TEXT
>>>

The house is set in 200 acre of parkland, and approached by two drives: the current west drive, and main east drive that has been disused since 1913. The category "B" listed folly Binns Tower is situated at the highest point of the park, Binns Hill. It was designed by Alexander Allan in 1826, allegedly as the result of a wager placed with the then owner, Sir James Dalyell. On the west side of Binns Hill is a woodland garden with walks through it to the tower. Beneath the escarpment to the south-west of the Tower is General Tam's cave, supposedly used by him for meditation.

In addition to the folly, the park contains a number of other important features. Off the west drive is a derelict stables complex (built before 1818) and a walled garden. The walled garden, constructed at an unknown date, served as a kitchen garden until World War II. It was used previous by a contractor as a tree and shrub nursery, although part was also used to provide flowers for the house. Towards the west drive is the remains of an old quarry (believed to be pre 19th century). Also near the west drive is the Sergeant's Pond, which was constructed circa 1681 as a watering place for the horses of the Royal Scots Greys by General Dalyell. The pond was also used again as a watering place for the Royal Scots Greys regiment in 1935 when they were encamped at the Binns.

In a valley in the south-east corner of the park lies a ruined former mid-19th century chapel that eventually became a farmers cottage. A caravan park was established in 1978 in the valley beside the Errick burn and a small woodland area. The caravan park has since closed.

<<<

DATASET EXCERPTS
>>>

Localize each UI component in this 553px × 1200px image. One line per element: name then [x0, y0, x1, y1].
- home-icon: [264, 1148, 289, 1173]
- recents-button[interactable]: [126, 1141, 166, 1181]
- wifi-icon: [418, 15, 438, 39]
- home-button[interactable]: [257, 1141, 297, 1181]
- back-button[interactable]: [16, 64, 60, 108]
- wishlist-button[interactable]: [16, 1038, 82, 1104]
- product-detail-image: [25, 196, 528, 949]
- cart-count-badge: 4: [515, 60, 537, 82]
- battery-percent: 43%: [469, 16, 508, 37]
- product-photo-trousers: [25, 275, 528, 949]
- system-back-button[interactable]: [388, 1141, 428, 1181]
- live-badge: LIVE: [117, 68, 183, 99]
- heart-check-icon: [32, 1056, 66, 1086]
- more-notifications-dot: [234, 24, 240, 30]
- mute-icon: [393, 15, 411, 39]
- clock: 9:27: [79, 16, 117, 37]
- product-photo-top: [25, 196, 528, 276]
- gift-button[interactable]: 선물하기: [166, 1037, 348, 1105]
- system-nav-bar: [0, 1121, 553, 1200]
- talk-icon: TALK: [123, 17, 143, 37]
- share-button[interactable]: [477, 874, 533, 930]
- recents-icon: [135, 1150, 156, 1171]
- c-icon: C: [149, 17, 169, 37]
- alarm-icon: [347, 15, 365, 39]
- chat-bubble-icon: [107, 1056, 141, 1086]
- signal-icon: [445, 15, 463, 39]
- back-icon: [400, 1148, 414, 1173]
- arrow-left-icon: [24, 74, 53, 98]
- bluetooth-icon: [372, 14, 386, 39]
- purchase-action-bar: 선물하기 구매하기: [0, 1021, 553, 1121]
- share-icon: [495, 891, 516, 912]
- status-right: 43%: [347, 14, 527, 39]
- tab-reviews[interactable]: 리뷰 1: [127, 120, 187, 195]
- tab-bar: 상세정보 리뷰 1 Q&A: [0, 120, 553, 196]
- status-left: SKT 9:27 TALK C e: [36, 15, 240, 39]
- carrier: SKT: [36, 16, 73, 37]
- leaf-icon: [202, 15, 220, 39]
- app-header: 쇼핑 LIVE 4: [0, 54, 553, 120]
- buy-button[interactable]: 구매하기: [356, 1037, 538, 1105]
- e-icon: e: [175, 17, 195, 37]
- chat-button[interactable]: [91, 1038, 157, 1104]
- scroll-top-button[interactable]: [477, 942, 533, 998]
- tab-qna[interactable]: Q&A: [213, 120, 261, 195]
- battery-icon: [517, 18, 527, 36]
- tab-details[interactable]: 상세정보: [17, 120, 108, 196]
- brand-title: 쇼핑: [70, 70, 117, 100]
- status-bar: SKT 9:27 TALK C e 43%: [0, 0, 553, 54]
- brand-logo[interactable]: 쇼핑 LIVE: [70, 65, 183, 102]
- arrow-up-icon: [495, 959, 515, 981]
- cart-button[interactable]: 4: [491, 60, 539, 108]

<<<

PROBLEM DETAILS
From the passage describing the park at the Binns, reproduce word for word the stretch that begins with "The house is" and ends with "him for meditation.".

THE ANSWER
The house is set in 200 acre of parkland, and approached by two drives: the current west drive, and main east drive that has been disused since 1913. The category "B" listed folly Binns Tower is situated at the highest point of the park, Binns Hill. It was designed by Alexander Allan in 1826, allegedly as the result of a wager placed with the then owner, Sir James Dalyell. On the west side of Binns Hill is a woodland garden with walks through it to the tower. Beneath the escarpment to the south-west of the Tower is General Tam's cave, supposedly used by him for meditation.